Records follow. Select each line holding "name".

RECORDS FOR THIS EXERCISE:
◇ ◇ ◇ ◇

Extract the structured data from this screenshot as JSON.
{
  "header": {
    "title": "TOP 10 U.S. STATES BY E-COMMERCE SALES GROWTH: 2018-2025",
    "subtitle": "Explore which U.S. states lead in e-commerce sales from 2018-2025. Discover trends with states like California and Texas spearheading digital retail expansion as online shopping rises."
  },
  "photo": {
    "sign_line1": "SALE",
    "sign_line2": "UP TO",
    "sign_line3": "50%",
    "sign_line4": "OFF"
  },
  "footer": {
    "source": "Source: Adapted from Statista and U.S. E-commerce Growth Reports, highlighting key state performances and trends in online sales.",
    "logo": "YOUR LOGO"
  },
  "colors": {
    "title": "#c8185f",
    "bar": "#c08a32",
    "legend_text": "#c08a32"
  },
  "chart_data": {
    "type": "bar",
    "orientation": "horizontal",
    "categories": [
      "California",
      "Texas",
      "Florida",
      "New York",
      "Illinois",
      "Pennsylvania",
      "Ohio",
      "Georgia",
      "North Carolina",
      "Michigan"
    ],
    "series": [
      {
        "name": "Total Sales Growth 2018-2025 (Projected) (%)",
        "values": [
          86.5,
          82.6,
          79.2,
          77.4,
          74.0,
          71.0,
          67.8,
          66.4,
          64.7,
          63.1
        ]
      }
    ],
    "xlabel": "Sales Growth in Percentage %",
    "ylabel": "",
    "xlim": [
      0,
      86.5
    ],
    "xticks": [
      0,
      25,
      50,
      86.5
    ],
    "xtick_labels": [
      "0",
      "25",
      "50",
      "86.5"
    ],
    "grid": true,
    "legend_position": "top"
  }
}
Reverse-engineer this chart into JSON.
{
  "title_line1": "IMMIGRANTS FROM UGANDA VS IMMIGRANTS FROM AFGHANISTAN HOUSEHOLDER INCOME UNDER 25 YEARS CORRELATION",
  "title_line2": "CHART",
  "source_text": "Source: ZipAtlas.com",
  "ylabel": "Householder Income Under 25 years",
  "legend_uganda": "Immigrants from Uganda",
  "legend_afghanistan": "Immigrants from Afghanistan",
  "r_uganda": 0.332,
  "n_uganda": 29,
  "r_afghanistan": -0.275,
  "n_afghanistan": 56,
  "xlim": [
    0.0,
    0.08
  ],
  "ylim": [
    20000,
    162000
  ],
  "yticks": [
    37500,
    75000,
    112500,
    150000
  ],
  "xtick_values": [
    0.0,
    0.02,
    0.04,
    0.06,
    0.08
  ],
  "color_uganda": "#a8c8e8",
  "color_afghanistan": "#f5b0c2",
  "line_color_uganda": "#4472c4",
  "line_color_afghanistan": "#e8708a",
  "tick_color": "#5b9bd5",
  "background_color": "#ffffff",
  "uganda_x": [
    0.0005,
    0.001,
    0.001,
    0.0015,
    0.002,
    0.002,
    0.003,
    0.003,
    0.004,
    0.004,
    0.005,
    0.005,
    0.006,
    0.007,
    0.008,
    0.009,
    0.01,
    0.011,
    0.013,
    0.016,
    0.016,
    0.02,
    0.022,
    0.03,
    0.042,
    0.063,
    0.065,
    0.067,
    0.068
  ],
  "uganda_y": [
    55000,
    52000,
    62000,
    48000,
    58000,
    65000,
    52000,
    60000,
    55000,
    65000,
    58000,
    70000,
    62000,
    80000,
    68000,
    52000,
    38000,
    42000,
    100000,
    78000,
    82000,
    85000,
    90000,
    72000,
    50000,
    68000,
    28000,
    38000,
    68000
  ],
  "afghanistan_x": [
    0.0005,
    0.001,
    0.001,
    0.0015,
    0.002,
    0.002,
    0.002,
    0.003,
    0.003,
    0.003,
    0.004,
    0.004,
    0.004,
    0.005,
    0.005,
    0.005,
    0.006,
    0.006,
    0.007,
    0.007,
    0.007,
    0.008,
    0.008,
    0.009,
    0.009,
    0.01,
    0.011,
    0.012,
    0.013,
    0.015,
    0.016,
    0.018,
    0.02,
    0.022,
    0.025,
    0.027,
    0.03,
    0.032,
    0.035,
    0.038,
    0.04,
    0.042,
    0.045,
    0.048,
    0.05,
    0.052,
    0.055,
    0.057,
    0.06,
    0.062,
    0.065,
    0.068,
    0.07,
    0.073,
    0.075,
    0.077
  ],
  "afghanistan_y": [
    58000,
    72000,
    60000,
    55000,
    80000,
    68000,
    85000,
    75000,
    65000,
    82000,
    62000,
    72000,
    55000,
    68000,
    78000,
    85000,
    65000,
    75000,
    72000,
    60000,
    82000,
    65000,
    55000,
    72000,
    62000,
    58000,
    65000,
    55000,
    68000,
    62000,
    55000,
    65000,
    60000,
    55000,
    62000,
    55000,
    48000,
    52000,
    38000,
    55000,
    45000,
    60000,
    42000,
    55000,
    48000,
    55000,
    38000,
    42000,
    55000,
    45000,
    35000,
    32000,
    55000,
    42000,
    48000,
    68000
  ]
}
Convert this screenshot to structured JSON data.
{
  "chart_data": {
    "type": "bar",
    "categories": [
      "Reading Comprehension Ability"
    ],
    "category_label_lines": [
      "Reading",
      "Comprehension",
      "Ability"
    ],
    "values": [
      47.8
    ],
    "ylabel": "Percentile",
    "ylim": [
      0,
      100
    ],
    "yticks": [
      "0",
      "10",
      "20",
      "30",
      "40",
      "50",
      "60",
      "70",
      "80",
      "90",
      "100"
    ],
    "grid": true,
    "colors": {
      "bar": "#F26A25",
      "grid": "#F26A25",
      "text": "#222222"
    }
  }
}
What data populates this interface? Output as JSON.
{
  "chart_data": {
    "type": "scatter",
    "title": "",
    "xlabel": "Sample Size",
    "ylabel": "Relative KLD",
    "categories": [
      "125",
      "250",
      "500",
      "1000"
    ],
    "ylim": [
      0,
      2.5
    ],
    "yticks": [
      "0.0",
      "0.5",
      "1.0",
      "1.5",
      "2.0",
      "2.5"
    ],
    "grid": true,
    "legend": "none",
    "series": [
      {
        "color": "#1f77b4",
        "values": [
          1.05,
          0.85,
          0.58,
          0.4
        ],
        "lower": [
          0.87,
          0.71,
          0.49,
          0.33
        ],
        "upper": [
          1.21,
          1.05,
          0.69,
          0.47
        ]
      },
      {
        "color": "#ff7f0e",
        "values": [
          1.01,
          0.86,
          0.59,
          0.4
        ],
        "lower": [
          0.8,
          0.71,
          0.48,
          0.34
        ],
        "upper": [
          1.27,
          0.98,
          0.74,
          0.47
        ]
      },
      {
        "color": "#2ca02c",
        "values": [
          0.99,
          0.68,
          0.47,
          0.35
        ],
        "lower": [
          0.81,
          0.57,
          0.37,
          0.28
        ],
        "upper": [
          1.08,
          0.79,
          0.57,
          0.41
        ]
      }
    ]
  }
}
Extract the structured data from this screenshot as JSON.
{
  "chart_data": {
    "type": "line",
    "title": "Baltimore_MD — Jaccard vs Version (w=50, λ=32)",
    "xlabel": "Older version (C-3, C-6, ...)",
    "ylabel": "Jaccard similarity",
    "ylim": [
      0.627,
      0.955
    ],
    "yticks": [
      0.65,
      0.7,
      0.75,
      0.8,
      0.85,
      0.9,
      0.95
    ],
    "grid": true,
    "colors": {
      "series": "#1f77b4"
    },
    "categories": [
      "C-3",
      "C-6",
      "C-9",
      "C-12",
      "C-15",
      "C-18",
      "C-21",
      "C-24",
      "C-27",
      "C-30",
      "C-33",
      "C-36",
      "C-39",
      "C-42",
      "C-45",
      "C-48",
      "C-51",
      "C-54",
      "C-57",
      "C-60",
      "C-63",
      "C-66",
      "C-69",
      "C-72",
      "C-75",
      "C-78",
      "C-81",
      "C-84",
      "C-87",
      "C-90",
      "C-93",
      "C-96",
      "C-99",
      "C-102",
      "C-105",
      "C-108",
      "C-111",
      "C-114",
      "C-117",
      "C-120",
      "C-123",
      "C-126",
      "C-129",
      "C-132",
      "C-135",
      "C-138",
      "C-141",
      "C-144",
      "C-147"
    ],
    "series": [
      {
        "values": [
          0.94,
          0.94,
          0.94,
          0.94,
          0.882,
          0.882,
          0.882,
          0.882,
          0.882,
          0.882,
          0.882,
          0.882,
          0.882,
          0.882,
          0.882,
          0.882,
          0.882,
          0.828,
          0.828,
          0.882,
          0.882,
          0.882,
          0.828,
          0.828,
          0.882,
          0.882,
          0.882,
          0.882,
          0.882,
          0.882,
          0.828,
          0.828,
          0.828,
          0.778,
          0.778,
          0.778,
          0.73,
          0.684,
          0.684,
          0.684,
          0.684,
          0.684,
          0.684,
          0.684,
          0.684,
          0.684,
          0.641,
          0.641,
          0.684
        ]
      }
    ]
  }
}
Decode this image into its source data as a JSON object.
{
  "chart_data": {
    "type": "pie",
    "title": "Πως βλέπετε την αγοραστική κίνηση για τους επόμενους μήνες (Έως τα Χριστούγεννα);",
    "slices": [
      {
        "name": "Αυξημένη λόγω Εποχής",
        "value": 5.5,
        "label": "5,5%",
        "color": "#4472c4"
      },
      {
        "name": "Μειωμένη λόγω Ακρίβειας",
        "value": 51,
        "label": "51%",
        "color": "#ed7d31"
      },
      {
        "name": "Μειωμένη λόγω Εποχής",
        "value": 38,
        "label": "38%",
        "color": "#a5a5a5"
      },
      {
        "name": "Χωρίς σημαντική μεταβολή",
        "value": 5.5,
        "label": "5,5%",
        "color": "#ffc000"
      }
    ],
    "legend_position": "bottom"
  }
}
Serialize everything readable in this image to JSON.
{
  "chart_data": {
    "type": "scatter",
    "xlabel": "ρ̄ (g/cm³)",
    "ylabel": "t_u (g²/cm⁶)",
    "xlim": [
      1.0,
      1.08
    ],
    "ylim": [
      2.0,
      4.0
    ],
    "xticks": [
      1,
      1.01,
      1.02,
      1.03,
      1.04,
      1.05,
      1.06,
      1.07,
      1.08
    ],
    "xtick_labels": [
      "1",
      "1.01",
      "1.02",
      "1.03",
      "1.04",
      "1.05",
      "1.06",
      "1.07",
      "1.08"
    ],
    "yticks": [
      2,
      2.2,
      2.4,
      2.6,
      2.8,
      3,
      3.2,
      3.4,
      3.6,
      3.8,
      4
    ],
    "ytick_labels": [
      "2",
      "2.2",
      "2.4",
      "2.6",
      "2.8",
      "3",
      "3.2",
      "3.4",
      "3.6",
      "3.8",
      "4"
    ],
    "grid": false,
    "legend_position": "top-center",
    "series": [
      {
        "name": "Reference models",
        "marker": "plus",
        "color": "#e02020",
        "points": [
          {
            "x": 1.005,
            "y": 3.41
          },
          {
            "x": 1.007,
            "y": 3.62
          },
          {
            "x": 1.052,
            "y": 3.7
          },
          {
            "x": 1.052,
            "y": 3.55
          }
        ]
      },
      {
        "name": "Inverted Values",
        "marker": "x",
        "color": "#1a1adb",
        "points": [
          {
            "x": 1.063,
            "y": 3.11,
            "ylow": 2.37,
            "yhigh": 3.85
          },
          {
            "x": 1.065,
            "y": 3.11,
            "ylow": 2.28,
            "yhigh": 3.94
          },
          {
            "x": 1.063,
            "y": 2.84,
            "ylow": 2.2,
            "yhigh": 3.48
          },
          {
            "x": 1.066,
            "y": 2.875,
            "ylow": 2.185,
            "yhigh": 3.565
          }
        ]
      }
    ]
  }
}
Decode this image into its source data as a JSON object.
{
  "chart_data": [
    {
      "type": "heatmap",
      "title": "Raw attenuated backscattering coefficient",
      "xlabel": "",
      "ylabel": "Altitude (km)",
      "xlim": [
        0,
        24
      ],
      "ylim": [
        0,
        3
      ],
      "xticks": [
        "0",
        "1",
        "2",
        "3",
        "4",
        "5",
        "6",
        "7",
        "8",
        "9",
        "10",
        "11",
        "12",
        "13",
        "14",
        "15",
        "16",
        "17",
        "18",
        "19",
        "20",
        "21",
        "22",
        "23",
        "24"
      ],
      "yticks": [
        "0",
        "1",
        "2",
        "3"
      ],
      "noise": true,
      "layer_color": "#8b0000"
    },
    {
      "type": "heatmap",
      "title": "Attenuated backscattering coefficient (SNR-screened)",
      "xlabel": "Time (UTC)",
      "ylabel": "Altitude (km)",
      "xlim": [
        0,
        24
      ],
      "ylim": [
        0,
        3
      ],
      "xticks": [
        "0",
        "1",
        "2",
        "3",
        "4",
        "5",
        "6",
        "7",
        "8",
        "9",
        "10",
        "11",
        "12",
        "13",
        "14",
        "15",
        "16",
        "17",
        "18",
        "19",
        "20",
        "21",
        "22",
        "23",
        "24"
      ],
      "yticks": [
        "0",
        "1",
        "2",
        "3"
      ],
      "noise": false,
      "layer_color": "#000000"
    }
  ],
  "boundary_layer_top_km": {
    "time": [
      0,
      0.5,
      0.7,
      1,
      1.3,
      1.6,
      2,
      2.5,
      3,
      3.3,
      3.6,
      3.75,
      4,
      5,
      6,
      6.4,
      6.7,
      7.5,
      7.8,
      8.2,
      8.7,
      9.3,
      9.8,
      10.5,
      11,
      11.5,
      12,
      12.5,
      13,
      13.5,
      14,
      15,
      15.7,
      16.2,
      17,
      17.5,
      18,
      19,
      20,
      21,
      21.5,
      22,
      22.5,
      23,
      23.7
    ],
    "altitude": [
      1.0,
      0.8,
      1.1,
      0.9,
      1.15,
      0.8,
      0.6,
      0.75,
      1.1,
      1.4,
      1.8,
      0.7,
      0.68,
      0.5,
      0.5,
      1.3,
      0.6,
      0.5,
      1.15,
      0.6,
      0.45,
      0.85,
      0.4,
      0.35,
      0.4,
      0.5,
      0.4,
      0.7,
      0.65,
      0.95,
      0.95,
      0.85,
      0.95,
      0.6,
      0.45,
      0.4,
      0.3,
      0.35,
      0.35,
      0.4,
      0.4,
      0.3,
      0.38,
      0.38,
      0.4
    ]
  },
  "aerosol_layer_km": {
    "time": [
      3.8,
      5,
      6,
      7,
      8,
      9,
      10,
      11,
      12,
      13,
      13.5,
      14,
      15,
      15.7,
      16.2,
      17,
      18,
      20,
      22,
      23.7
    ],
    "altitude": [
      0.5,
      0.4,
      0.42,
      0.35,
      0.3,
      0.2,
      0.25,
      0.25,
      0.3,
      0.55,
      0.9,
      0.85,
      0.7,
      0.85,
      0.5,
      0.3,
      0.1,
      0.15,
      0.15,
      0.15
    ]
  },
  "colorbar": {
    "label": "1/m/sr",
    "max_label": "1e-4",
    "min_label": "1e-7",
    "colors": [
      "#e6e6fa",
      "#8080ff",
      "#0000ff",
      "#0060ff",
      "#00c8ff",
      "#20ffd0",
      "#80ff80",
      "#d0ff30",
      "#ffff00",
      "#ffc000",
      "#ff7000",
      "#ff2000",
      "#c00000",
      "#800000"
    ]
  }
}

◇ ◇ ◇ ◇

TASK ANSWER:
        "name": "Total Sales Growth 2018-2025 (Projected) (%)",
        "name": "Αυξημένη λόγω Εποχής",
        "name": "Μειωμένη λόγω Ακρίβειας",
        "name": "Μειωμένη λόγω Εποχής",
        "name": "Χωρίς σημαντική μεταβολή",
        "name": "Reference models",
        "name": "Inverted Values",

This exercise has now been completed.